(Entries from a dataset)
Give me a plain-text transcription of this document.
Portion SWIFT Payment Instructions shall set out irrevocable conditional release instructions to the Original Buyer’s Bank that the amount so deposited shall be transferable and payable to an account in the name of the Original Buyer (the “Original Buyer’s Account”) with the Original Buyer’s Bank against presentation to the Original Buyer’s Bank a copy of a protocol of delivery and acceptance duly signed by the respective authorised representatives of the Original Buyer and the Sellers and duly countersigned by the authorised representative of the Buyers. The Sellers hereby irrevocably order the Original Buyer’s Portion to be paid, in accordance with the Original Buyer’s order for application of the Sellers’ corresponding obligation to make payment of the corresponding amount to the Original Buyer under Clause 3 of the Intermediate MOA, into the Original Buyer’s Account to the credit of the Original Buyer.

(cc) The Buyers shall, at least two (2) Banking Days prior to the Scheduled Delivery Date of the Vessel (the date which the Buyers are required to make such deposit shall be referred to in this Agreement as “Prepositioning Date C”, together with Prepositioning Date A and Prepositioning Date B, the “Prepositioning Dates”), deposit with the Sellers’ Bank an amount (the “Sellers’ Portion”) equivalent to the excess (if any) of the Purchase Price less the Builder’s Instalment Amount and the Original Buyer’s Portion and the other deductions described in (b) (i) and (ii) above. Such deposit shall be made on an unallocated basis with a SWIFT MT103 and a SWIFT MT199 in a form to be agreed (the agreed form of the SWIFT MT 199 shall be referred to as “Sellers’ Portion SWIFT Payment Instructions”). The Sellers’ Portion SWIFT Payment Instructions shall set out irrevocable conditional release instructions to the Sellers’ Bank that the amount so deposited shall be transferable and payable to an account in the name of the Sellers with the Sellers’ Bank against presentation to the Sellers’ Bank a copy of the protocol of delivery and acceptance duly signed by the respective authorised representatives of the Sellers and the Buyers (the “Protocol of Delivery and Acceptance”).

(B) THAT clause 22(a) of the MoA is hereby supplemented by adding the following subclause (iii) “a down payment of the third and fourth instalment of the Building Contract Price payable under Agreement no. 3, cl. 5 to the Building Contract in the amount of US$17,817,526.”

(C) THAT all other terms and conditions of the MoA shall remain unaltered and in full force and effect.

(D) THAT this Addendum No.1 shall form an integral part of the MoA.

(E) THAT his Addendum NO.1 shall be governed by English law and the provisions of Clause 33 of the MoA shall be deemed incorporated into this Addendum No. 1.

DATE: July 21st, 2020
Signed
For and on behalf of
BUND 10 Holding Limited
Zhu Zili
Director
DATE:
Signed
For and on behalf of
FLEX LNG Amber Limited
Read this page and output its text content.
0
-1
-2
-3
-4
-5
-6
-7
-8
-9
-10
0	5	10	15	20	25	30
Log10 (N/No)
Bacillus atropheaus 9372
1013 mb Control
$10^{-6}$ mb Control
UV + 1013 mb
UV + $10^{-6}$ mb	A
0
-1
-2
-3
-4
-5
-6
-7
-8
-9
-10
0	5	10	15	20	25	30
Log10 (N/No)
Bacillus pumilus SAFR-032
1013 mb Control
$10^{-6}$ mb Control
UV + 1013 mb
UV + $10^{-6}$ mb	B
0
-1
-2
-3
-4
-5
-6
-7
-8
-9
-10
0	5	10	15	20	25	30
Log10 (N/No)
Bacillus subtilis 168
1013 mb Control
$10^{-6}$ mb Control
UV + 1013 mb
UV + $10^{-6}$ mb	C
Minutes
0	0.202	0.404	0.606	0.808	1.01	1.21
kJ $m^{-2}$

# [Written instruction]
Locate the line with "Read this page and output its text content." in the entries above; extract it and every line after it, verbatim.

# [Exercise solution]
Read this page and output its text content.
0
-1
-2
-3
-4
-5
-6
-7
-8
-9
-10
0	5	10	15	20	25	30
Log10 (N/No)
Bacillus atropheaus 9372
1013 mb Control
$10^{-6}$ mb Control
UV + 1013 mb
UV + $10^{-6}$ mb	A
0
-1
-2
-3
-4
-5
-6
-7
-8
-9
-10
0	5	10	15	20	25	30
Log10 (N/No)
Bacillus pumilus SAFR-032
1013 mb Control
$10^{-6}$ mb Control
UV + 1013 mb
UV + $10^{-6}$ mb	B
0
-1
-2
-3
-4
-5
-6
-7
-8
-9
-10
0	5	10	15	20	25	30
Log10 (N/No)
Bacillus subtilis 168
1013 mb Control
$10^{-6}$ mb Control
UV + 1013 mb
UV + $10^{-6}$ mb	C
Minutes
0	0.202	0.404	0.606	0.808	1.01	1.21
kJ $m^{-2}$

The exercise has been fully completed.